• _Collected data_
--------------------------------------------------

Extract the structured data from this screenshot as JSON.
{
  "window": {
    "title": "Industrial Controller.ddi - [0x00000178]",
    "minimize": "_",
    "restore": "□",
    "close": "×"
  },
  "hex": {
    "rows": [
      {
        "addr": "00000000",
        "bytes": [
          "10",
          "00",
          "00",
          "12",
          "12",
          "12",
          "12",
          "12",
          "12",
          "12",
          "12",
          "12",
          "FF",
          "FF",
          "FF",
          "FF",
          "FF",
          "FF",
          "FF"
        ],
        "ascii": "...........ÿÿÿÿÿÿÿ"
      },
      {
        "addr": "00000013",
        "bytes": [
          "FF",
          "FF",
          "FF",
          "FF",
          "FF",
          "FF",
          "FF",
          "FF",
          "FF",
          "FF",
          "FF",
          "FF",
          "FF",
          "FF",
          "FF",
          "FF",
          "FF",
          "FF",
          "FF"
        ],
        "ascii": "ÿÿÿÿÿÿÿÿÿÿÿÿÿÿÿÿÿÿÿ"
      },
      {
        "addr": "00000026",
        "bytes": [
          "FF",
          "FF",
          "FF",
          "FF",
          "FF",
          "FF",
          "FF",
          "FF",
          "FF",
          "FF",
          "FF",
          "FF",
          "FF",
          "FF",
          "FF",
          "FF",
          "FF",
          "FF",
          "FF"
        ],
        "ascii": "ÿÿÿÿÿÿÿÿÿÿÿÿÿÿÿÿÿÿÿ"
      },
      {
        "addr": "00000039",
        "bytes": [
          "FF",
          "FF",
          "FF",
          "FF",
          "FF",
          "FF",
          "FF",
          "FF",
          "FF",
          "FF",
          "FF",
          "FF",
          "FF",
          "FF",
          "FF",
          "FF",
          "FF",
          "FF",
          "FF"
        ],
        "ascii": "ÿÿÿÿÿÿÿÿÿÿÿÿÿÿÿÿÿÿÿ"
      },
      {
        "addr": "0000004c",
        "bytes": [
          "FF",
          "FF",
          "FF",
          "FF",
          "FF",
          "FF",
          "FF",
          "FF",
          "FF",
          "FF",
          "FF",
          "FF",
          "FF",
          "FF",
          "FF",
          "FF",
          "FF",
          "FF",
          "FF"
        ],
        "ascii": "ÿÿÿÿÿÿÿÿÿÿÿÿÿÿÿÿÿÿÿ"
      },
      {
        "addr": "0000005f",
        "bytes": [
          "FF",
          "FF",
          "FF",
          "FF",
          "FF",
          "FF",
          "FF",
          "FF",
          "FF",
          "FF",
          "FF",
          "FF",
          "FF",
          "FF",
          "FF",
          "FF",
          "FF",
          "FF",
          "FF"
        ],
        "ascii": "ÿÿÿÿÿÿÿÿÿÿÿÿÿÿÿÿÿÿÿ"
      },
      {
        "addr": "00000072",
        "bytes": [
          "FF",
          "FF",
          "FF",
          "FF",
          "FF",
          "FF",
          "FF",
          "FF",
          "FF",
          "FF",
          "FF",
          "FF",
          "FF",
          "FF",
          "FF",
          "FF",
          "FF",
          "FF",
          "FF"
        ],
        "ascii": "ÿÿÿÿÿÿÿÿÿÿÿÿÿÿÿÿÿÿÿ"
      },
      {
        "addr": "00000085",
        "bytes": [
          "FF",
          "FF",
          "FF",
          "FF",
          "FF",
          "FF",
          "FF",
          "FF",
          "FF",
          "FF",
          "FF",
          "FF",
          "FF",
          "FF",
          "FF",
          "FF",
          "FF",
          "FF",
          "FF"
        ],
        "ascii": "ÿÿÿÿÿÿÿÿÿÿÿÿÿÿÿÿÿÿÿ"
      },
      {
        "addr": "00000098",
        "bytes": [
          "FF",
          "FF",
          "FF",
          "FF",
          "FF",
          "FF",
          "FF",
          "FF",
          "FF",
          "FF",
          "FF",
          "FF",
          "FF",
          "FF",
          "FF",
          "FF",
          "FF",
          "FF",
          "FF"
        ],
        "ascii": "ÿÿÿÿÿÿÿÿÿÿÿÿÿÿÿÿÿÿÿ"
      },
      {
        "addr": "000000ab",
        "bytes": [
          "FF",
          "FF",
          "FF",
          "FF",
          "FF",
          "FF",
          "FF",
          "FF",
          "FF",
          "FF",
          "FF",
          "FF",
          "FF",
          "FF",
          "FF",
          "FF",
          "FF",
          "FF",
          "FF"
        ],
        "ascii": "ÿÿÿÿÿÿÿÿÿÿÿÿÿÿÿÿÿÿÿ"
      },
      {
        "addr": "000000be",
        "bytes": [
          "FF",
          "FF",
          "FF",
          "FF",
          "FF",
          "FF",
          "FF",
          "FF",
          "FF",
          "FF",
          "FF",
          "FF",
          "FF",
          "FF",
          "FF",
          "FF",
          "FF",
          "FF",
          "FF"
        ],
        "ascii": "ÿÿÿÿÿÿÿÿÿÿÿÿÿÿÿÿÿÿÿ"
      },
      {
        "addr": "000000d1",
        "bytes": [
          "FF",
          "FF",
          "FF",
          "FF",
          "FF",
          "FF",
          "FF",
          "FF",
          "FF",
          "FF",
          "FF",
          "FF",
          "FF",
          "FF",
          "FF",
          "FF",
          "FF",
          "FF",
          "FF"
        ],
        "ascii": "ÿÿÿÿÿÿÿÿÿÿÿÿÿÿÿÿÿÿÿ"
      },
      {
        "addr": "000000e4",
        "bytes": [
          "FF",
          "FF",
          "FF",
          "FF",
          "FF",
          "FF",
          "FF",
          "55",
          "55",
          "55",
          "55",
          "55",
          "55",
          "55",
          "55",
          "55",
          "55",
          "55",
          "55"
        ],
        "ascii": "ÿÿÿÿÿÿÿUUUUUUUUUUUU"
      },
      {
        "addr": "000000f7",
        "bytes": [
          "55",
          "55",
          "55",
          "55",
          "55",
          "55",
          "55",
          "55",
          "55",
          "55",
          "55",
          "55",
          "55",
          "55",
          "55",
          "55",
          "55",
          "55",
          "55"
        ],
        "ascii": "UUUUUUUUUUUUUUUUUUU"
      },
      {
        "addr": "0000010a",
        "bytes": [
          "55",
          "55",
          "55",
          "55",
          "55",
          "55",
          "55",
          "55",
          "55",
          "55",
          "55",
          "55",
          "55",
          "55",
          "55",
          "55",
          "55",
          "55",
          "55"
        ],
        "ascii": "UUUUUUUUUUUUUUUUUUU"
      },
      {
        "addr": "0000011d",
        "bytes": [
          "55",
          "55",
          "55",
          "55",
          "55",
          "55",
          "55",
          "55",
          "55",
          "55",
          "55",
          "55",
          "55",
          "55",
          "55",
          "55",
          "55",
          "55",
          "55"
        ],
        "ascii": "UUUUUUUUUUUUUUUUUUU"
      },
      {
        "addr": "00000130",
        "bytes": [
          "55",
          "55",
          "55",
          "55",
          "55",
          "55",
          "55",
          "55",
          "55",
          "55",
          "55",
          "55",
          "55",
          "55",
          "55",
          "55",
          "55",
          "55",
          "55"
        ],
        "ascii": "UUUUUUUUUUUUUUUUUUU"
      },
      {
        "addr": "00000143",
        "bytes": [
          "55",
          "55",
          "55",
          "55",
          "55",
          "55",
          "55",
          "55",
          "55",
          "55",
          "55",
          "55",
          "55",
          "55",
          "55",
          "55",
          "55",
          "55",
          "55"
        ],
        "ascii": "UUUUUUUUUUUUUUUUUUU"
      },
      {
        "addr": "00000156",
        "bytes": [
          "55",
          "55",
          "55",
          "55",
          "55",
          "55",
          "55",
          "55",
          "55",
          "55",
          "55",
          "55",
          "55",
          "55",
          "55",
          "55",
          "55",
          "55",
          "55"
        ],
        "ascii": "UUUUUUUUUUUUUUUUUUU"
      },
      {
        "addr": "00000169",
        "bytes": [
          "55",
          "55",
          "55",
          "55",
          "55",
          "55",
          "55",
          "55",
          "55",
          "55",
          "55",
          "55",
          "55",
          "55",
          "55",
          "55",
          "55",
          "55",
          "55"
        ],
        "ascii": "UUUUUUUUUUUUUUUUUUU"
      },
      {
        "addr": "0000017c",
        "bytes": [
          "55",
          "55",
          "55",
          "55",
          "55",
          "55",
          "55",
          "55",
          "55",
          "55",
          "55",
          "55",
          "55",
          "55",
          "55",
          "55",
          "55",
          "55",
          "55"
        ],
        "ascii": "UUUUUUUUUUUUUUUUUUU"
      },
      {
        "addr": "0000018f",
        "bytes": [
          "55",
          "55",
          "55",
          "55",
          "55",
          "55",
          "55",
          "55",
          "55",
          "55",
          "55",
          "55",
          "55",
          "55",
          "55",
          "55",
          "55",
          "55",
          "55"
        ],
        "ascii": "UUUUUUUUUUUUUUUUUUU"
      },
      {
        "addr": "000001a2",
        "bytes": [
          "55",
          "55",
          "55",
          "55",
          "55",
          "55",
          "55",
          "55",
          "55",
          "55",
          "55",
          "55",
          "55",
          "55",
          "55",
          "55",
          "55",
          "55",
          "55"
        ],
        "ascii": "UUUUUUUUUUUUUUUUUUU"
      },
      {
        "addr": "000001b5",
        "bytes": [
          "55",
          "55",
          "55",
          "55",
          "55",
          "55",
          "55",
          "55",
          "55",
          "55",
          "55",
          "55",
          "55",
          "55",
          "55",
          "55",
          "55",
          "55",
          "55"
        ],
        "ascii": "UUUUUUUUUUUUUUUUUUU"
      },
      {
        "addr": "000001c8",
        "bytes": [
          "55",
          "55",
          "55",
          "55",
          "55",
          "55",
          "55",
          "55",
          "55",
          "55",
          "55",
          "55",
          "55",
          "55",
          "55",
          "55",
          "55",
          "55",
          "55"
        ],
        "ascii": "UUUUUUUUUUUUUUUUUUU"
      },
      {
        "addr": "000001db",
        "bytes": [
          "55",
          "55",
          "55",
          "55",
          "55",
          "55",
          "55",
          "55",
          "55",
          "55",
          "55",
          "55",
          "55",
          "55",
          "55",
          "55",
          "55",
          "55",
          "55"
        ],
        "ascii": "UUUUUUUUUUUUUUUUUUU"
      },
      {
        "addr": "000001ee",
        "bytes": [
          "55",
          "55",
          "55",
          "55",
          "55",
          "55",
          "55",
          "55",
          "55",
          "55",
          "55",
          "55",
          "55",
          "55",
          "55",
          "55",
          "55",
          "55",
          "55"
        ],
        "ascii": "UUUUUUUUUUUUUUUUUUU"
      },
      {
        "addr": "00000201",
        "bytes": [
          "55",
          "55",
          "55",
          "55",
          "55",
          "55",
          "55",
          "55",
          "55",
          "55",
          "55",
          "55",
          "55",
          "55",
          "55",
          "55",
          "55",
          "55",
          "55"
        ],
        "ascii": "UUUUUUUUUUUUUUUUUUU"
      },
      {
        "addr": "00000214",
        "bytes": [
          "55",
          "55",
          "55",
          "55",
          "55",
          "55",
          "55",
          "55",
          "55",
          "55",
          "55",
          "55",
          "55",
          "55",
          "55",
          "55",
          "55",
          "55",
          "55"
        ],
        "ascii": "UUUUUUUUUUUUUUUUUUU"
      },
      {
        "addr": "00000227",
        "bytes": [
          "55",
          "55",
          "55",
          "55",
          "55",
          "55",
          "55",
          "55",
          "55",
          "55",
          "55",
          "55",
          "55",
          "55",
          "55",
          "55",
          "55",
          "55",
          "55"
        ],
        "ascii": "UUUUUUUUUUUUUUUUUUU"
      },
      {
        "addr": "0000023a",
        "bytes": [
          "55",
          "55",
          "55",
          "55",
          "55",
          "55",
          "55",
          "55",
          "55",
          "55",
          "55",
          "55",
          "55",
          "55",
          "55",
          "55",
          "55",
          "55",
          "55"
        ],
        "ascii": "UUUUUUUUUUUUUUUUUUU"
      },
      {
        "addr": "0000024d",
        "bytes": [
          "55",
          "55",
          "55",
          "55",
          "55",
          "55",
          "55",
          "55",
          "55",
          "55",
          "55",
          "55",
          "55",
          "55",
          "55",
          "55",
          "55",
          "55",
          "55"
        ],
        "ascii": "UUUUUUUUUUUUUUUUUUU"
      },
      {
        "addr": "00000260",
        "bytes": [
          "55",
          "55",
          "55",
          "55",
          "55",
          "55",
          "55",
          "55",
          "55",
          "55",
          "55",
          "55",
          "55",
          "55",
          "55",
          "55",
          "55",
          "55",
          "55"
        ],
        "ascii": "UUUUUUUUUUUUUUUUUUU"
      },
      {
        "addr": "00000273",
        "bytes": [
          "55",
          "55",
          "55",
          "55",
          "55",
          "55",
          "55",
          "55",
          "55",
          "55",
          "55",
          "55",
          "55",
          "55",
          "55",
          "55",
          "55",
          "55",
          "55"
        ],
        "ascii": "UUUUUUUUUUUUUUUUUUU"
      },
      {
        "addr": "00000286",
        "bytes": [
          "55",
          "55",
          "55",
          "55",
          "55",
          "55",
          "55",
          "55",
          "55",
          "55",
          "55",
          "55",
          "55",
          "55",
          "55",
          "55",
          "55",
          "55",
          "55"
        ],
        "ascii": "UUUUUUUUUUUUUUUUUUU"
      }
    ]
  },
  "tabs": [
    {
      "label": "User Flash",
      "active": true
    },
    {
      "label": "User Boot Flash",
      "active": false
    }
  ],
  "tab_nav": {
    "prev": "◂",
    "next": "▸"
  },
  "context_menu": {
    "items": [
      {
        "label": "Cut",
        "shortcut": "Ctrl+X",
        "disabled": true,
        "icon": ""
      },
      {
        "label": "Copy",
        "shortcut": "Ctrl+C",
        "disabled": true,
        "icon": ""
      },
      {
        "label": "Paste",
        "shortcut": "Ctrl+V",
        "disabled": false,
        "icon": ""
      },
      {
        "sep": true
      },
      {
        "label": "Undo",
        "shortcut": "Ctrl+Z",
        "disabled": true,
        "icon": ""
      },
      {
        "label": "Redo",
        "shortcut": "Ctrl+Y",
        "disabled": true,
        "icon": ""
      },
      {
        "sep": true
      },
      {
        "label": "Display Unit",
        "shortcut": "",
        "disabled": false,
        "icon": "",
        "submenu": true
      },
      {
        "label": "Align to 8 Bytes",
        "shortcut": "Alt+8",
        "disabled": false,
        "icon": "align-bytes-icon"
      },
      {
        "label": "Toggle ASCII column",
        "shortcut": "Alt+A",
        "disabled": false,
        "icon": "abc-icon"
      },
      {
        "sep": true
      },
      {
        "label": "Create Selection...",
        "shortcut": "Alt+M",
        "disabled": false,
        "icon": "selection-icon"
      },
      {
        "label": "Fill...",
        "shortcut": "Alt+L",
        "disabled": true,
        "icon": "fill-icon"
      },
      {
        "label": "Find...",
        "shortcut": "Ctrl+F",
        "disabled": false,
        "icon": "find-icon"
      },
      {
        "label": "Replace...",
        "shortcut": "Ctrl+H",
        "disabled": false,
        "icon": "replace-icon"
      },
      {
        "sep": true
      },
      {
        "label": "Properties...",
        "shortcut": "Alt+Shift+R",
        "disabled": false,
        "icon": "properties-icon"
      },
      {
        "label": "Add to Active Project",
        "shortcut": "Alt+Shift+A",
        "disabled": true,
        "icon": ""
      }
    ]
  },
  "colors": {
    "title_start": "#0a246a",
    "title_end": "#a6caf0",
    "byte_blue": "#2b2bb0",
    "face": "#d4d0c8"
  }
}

--------------------------------------------------

• _TASK DIRECTIONS_
From the records given above, copy all lines containing "User".

• _CORRECT OUTPUT_
      "label": "User Flash",
      "label": "User Boot Flash",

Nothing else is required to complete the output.